» Request
Pull out every line below holding the word "TRIP".

***** Data to use

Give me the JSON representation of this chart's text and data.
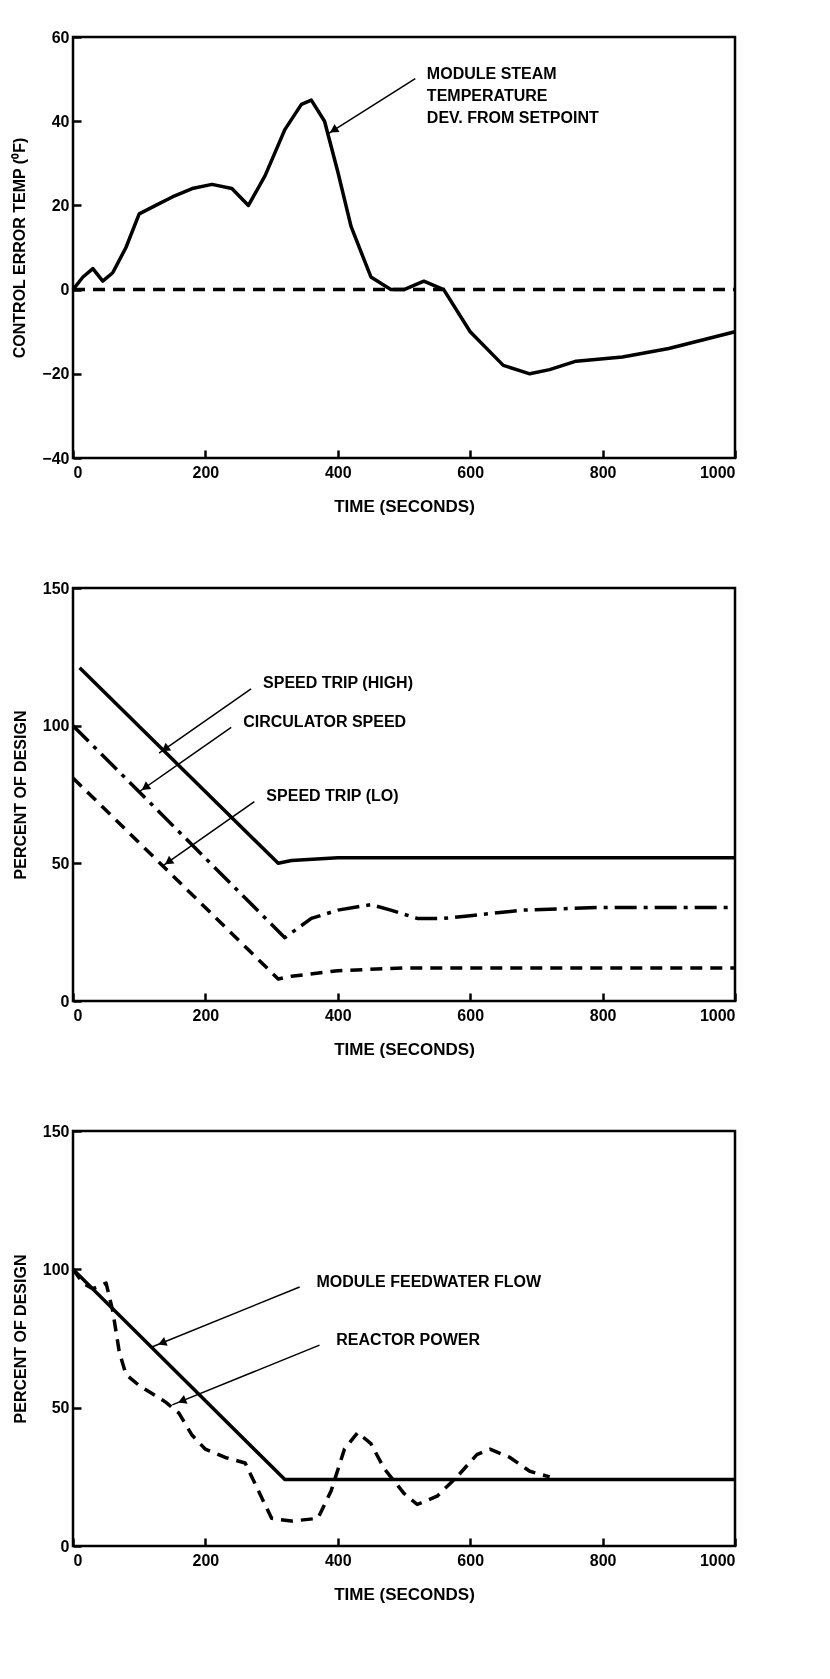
{
  "chart_data": [
    {
      "type": "line",
      "xlabel": "TIME (SECONDS)",
      "ylabel": "CONTROL ERROR TEMP (⁰F)",
      "xlim": [
        0,
        1000
      ],
      "ylim": [
        -40,
        60
      ],
      "xticks": [
        0,
        200,
        400,
        600,
        800,
        1000
      ],
      "yticks": [
        -40,
        -20,
        0,
        20,
        40,
        60
      ],
      "grid": false,
      "series": [
        {
          "color": "#000000",
          "line_style": "solid",
          "x": [
            0,
            15,
            30,
            45,
            60,
            80,
            100,
            125,
            150,
            180,
            210,
            240,
            265,
            290,
            320,
            345,
            360,
            380,
            400,
            420,
            450,
            480,
            500,
            530,
            560,
            600,
            650,
            690,
            720,
            760,
            830,
            900,
            1000
          ],
          "values": [
            0,
            3,
            5,
            2,
            4,
            10,
            18,
            20,
            22,
            24,
            25,
            24,
            20,
            27,
            38,
            44,
            45,
            40,
            28,
            15,
            3,
            0,
            0,
            2,
            0,
            -10,
            -18,
            -20,
            -19,
            -17,
            -16,
            -14,
            -10
          ]
        },
        {
          "color": "#000000",
          "line_style": "dashed",
          "x": [
            0,
            1000
          ],
          "values": [
            0,
            0
          ]
        }
      ],
      "annotations": [
        {
          "text": "MODULE STEAM\nTEMPERATURE\nDEV. FROM SETPOINT",
          "x": 385,
          "y": 37
        }
      ]
    },
    {
      "type": "line",
      "xlabel": "TIME (SECONDS)",
      "ylabel": "PERCENT OF DESIGN",
      "xlim": [
        0,
        1000
      ],
      "ylim": [
        0,
        150
      ],
      "xticks": [
        0,
        200,
        400,
        600,
        800,
        1000
      ],
      "yticks": [
        0,
        50,
        100,
        150
      ],
      "grid": false,
      "series": [
        {
          "color": "#000000",
          "line_style": "solid",
          "x": [
            10,
            310,
            330,
            400,
            1000
          ],
          "values": [
            121,
            50,
            51,
            52,
            52
          ]
        },
        {
          "color": "#000000",
          "line_style": "dashdot",
          "x": [
            0,
            320,
            360,
            400,
            450,
            480,
            520,
            560,
            600,
            680,
            800,
            1000
          ],
          "values": [
            100,
            23,
            30,
            33,
            35,
            33,
            30,
            30,
            31,
            33,
            34,
            34
          ]
        },
        {
          "color": "#000000",
          "line_style": "dashed",
          "x": [
            0,
            310,
            330,
            400,
            500,
            1000
          ],
          "values": [
            81,
            8,
            9,
            11,
            12,
            12
          ]
        }
      ],
      "annotations": [
        {
          "text": "SPEED TRIP (HIGH)",
          "x": 130,
          "y": 90
        },
        {
          "text": "CIRCULATOR SPEED",
          "x": 100,
          "y": 76
        },
        {
          "text": "SPEED TRIP (LO)",
          "x": 135,
          "y": 49
        }
      ]
    },
    {
      "type": "line",
      "xlabel": "TIME (SECONDS)",
      "ylabel": "PERCENT OF DESIGN",
      "xlim": [
        0,
        1000
      ],
      "ylim": [
        0,
        150
      ],
      "xticks": [
        0,
        200,
        400,
        600,
        800,
        1000
      ],
      "yticks": [
        0,
        50,
        100,
        150
      ],
      "grid": false,
      "series": [
        {
          "color": "#000000",
          "line_style": "solid",
          "x": [
            0,
            320,
            1000
          ],
          "values": [
            100,
            24,
            24
          ]
        },
        {
          "color": "#000000",
          "line_style": "dashed",
          "x": [
            0,
            15,
            30,
            50,
            60,
            70,
            80,
            100,
            120,
            140,
            160,
            180,
            200,
            230,
            260,
            280,
            300,
            330,
            370,
            390,
            410,
            430,
            450,
            470,
            500,
            520,
            550,
            580,
            610,
            630,
            660,
            690,
            720
          ],
          "values": [
            100,
            95,
            93,
            95,
            85,
            70,
            62,
            58,
            55,
            52,
            48,
            40,
            35,
            32,
            30,
            20,
            10,
            9,
            10,
            20,
            35,
            41,
            37,
            28,
            19,
            15,
            18,
            25,
            33,
            35,
            32,
            27,
            25
          ]
        }
      ],
      "annotations": [
        {
          "text": "MODULE FEEDWATER FLOW",
          "x": 120,
          "y": 72
        },
        {
          "text": "REACTOR POWER",
          "x": 150,
          "y": 51
        }
      ]
    }
  ]
}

**********

» Answer to the problem
          "text": "SPEED TRIP (HIGH)",
          "text": "SPEED TRIP (LO)",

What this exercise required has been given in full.